**SOURCE TEXT:**
****************************************

Select Committee on Welsh Affairs Minutes of Evidence



  Better Governance for Wales: Comment on the White Paper, Cm 6582, June 2005, Barry K Winetrobe, Reader in Law, Napier University. Submitted to the Wales Office, 26 July 2005

  Assembly/Parliament: The actual process of separation of the current corporate Assembly into its two constituent parts will be complex, and, for example, the detail of the rather brief proposal in para 2.20 will need to be worked out with the full co-operation of the staff concerned. More generally, it must be appreciated that the Holyrood and Westminster models of parliamentary self-regulation are not entirely equivalent for a number of reasons, including uni/bi-cameralism; legal status; parliamentary privilege and so on.[4] The arrangements for the new Assembly, and its institutional organisation and staffing in particular, should reflect what is regarded as the best of both the Holyrood and Westminster model, but in ways which are appropriate to the uniqueness of the reformed Welsh devolution scheme.

  It is interesting that no direct reference is made to the possible renaming of the Assembly after separation. While it may be thought that the concept of the "Assembly" has entered the Welsh constitutional consciousness, it is also the case that this term also exemplified the confusion that the White Paper claims as the justification for the proposed separation. In particular, it is noticeable how the word "parliament" is almost totally avoided in the White Paper in reference to the Assembly, other than indirectly. Is it thought that the notion of a "Welsh Parliament" is too controversial (perhaps in relation to Westminster and Holyrood, as well as domestically?), or is purely terminological, that parliaments in the UK are bodies with primary legislative powers?[5] If the latter, would the adoption of the longer-term post-referendum primary legislative power proposal prompt consideration of a name change, and will the forthcoming legislation make provision for that possibility? Certainly the new Assembly will be a "parliament" in its wider, generic sense[6] and it may wish to use that term informally or descriptively, as in, for example, the continuation of titles such as the "Assembly Parliamentary Service". The new legislation should permit rather than proscribe the Assembly's ability to so act, if it wishes.[7]

  Government terminology: On a related point, why is there a need to prescribe in statute the new government administration the "Welsh Assembly Government" (para 2.6)? If this term informally arose since 1999 principally to differentiate the "executive" from the "parliamentary", why should future Welsh devolved ministers be prevented from devising what they may regard as a more suitable name, perhaps one that does not have the word "Assembly" in it to minimise any residual confusion? The obvious solution would be to adopt something like the Scottish and Northern Irish models, of a "Welsh Executive". As in Scotland, this could be a title for everyday use, but with a statutory distinction, if required, between the "Executive" (the ministerial team)[8] and the "Administration" (the combined ministerial and official establishment).

****************************************

**GOALS:**
A. Translate this sentence from the submission on the White Paper into Spanish: "It is interesting that no direct reference is made to the possible renaming of the Assembly after separation."
B. Write out the passage of the submission on the White Paper starting with "Assembly/Parliament: The actual" and going on through "Welsh devolution scheme.".

**INFORMATION SUPPLIED:**
****************************************

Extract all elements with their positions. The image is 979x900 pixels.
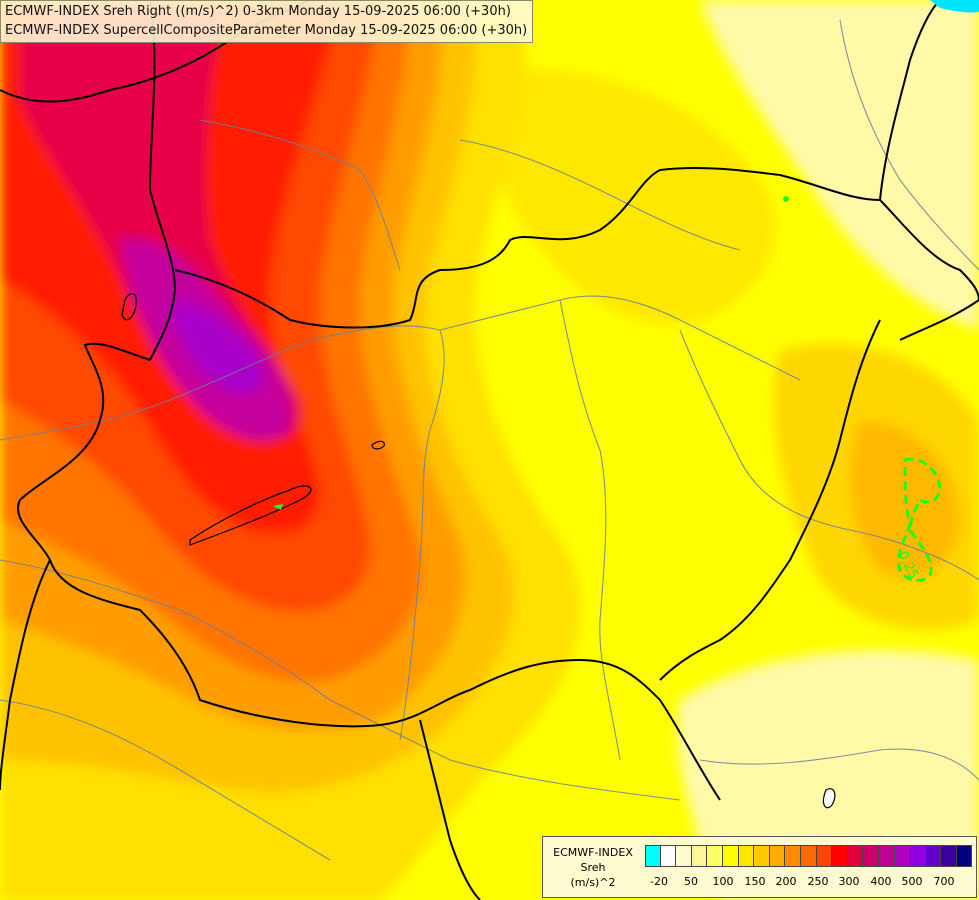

****************************************

**PER-TASK OUTPUTS:**
A. Es interesante que no se haga ninguna referencia directa al posible cambio de nombre de la Asamblea tras la separación.

B.
Assembly/Parliament: The actual process of separation of the current corporate Assembly into its two constituent parts will be complex, and, for example, the detail of the rather brief proposal in para 2.20 will need to be worked out with the full co-operation of the staff concerned. More generally, it must be appreciated that the Holyrood and Westminster models of parliamentary self-regulation are not entirely equivalent for a number of reasons, including uni/bi-cameralism; legal status; parliamentary privilege and so on.[4] The arrangements for the new Assembly, and its institutional organisation and staffing in particular, should reflect what is regarded as the best of both the Holyrood and Westminster model, but in ways which are appropriate to the uniqueness of the reformed Welsh devolution scheme.